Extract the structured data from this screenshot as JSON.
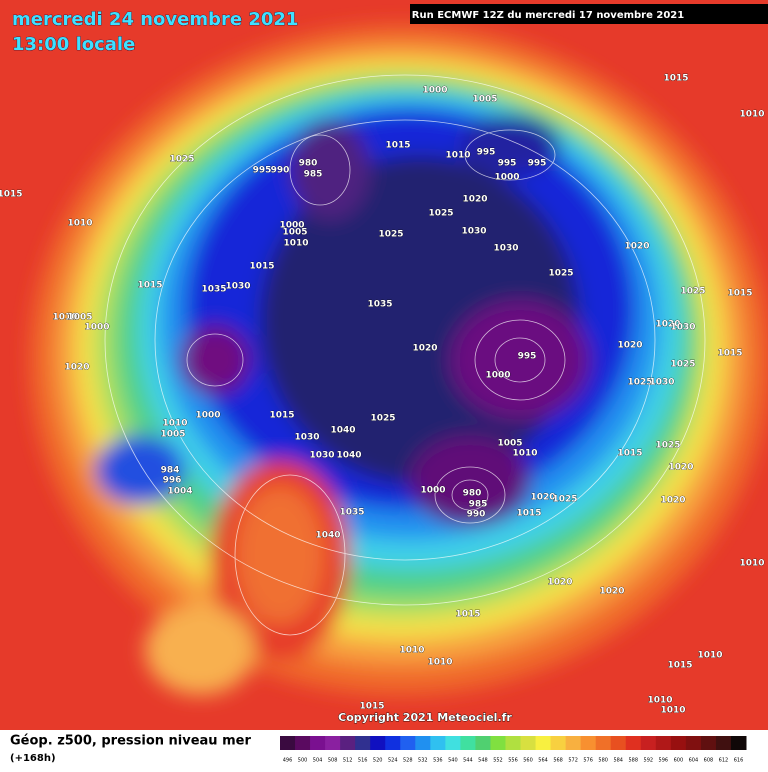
{
  "header": {
    "date": "mercredi 24 novembre 2021",
    "time": "13:00 locale",
    "run": "Run ECMWF 12Z du mercredi 17 novembre 2021"
  },
  "isobar_labels": [
    1000,
    1005,
    1015,
    1025,
    1015,
    995,
    990,
    980,
    985,
    1015,
    1010,
    995,
    995,
    995,
    1000,
    1010,
    1000,
    1005,
    1010,
    1025,
    1020,
    1025,
    1030,
    1030,
    1020,
    1015,
    1025,
    1015,
    1035,
    1030,
    1025,
    1015,
    1035,
    1010,
    1005,
    1000,
    1020,
    1030,
    1020,
    995,
    1020,
    1015,
    1020,
    1000,
    1025,
    1025,
    1030,
    1000,
    1015,
    1025,
    1010,
    1005,
    1030,
    1040,
    1030,
    1040,
    1005,
    1010,
    1015,
    1025,
    1020,
    980,
    985,
    990,
    1000,
    1020,
    1025,
    1015,
    1020,
    984,
    996,
    1004,
    1035,
    1040,
    1020,
    1020,
    1010,
    1015,
    1010,
    1010,
    1015,
    1010,
    1015,
    1010,
    1010,
    1010
  ],
  "footer": {
    "caption": "Géop. z500, pression niveau mer",
    "lead": "(+168h)",
    "copyright": "Copyright 2021 Meteociel.fr"
  },
  "colorbar": {
    "labels": [
      496,
      500,
      504,
      508,
      512,
      516,
      520,
      524,
      528,
      532,
      536,
      540,
      544,
      548,
      552,
      556,
      560,
      564,
      568,
      572,
      576,
      580,
      584,
      588,
      592,
      596,
      600,
      604,
      608,
      612,
      616
    ]
  }
}
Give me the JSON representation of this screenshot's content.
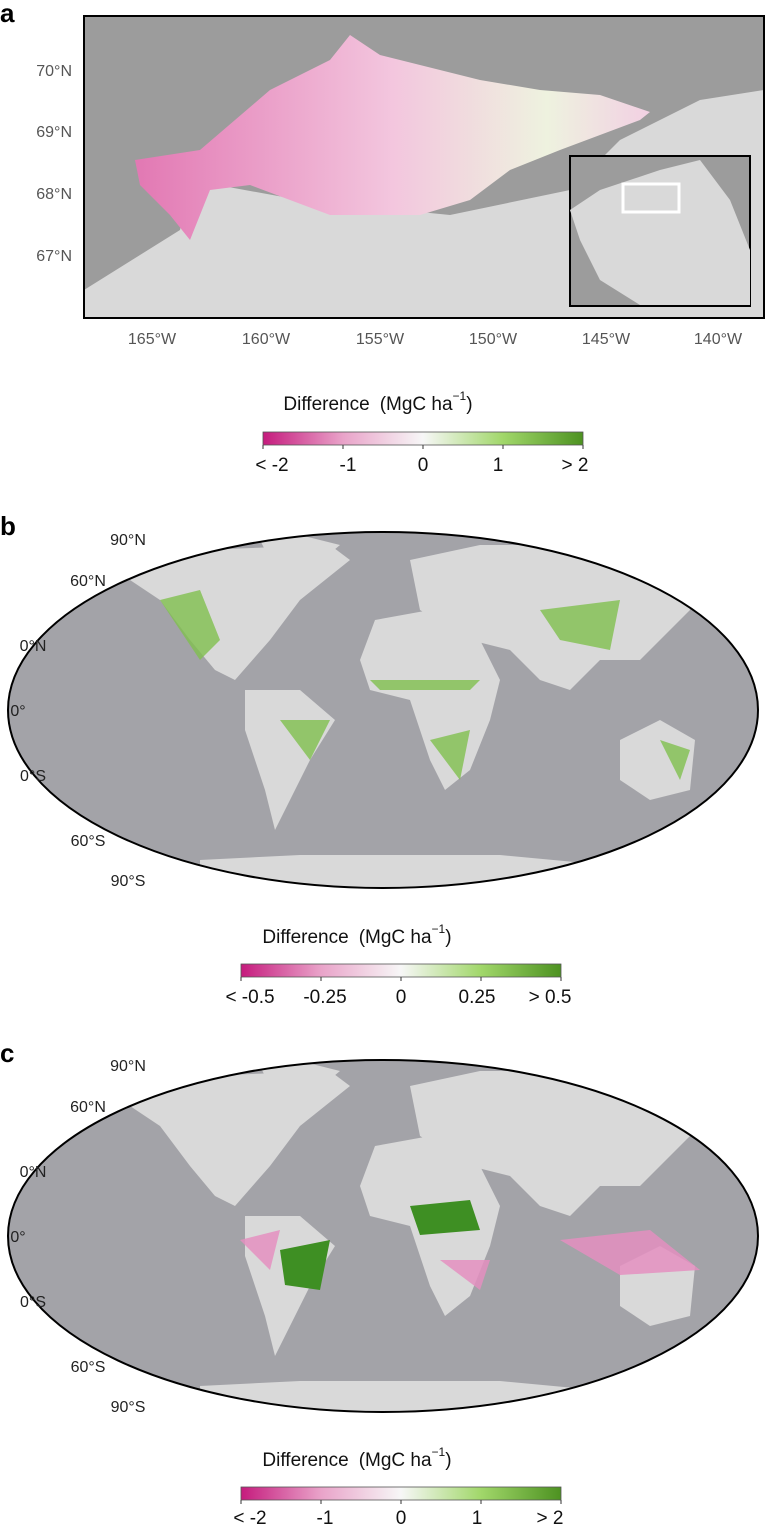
{
  "panels": [
    {
      "letter": "a",
      "lat_labels": [
        "70°N",
        "69°N",
        "68°N",
        "67°N"
      ],
      "lon_labels": [
        "165°W",
        "160°W",
        "155°W",
        "150°W",
        "145°W",
        "140°W"
      ],
      "colorbar": {
        "title": "Difference",
        "unit": "(MgC ha",
        "unit_exp": "−1",
        "unit_close": ")",
        "ticks": [
          "< -2",
          "-1",
          "0",
          "1",
          "> 2"
        ]
      }
    },
    {
      "letter": "b",
      "lat_labels": [
        "90°N",
        "60°N",
        "0°N",
        "0°",
        "0°S",
        "60°S",
        "90°S"
      ],
      "colorbar": {
        "title": "Difference",
        "unit": "(MgC ha",
        "unit_exp": "−1",
        "unit_close": ")",
        "ticks": [
          "< -0.5",
          "-0.25",
          "0",
          "0.25",
          "> 0.5"
        ]
      }
    },
    {
      "letter": "c",
      "lat_labels": [
        "90°N",
        "60°N",
        "0°N",
        "0°",
        "0°S",
        "60°S",
        "90°S"
      ],
      "colorbar": {
        "title": "Difference",
        "unit": "(MgC ha",
        "unit_exp": "−1",
        "unit_close": ")",
        "ticks": [
          "< -2",
          "-1",
          "0",
          "1",
          "> 2"
        ]
      }
    }
  ]
}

**AIM OF THE EXERCISE**
Print all of the entries word for word. Skip any images they contain.

**TASK ANSWER**
Extract the structured data from this screenshot as JSON.
{
  "header": {
    "date": "mercredi 24 novembre 2021",
    "time": "13:00 locale",
    "run": "Run ECMWF 12Z du mercredi 17 novembre 2021"
  },
  "isobar_labels": [
    1000,
    1005,
    1015,
    1025,
    1015,
    995,
    990,
    980,
    985,
    1015,
    1010,
    995,
    995,
    995,
    1000,
    1010,
    1000,
    1005,
    1010,
    1025,
    1020,
    1025,
    1030,
    1030,
    1020,
    1015,
    1025,
    1015,
    1035,
    1030,
    1025,
    1015,
    1035,
    1010,
    1005,
    1000,
    1020,
    1030,
    1020,
    995,
    1020,
    1015,
    1020,
    1000,
    1025,
    1025,
    1030,
    1000,
    1015,
    1025,
    1010,
    1005,
    1030,
    1040,
    1030,
    1040,
    1005,
    1010,
    1015,
    1025,
    1020,
    980,
    985,
    990,
    1000,
    1020,
    1025,
    1015,
    1020,
    984,
    996,
    1004,
    1035,
    1040,
    1020,
    1020,
    1010,
    1015,
    1010,
    1010,
    1015,
    1010,
    1015,
    1010,
    1010,
    1010
  ],
  "footer": {
    "caption": "Géop. z500, pression niveau mer",
    "lead": "(+168h)",
    "copyright": "Copyright 2021 Meteociel.fr"
  },
  "colorbar": {
    "labels": [
      496,
      500,
      504,
      508,
      512,
      516,
      520,
      524,
      528,
      532,
      536,
      540,
      544,
      548,
      552,
      556,
      560,
      564,
      568,
      572,
      576,
      580,
      584,
      588,
      592,
      596,
      600,
      604,
      608,
      612,
      616
    ]
  }
}
Give me the JSON representation of this screenshot's content.
{
  "panels": [
    {
      "letter": "a",
      "lat_labels": [
        "70°N",
        "69°N",
        "68°N",
        "67°N"
      ],
      "lon_labels": [
        "165°W",
        "160°W",
        "155°W",
        "150°W",
        "145°W",
        "140°W"
      ],
      "colorbar": {
        "title": "Difference",
        "unit": "(MgC ha",
        "unit_exp": "−1",
        "unit_close": ")",
        "ticks": [
          "< -2",
          "-1",
          "0",
          "1",
          "> 2"
        ]
      }
    },
    {
      "letter": "b",
      "lat_labels": [
        "90°N",
        "60°N",
        "0°N",
        "0°",
        "0°S",
        "60°S",
        "90°S"
      ],
      "colorbar": {
        "title": "Difference",
        "unit": "(MgC ha",
        "unit_exp": "−1",
        "unit_close": ")",
        "ticks": [
          "< -0.5",
          "-0.25",
          "0",
          "0.25",
          "> 0.5"
        ]
      }
    },
    {
      "letter": "c",
      "lat_labels": [
        "90°N",
        "60°N",
        "0°N",
        "0°",
        "0°S",
        "60°S",
        "90°S"
      ],
      "colorbar": {
        "title": "Difference",
        "unit": "(MgC ha",
        "unit_exp": "−1",
        "unit_close": ")",
        "ticks": [
          "< -2",
          "-1",
          "0",
          "1",
          "> 2"
        ]
      }
    }
  ]
}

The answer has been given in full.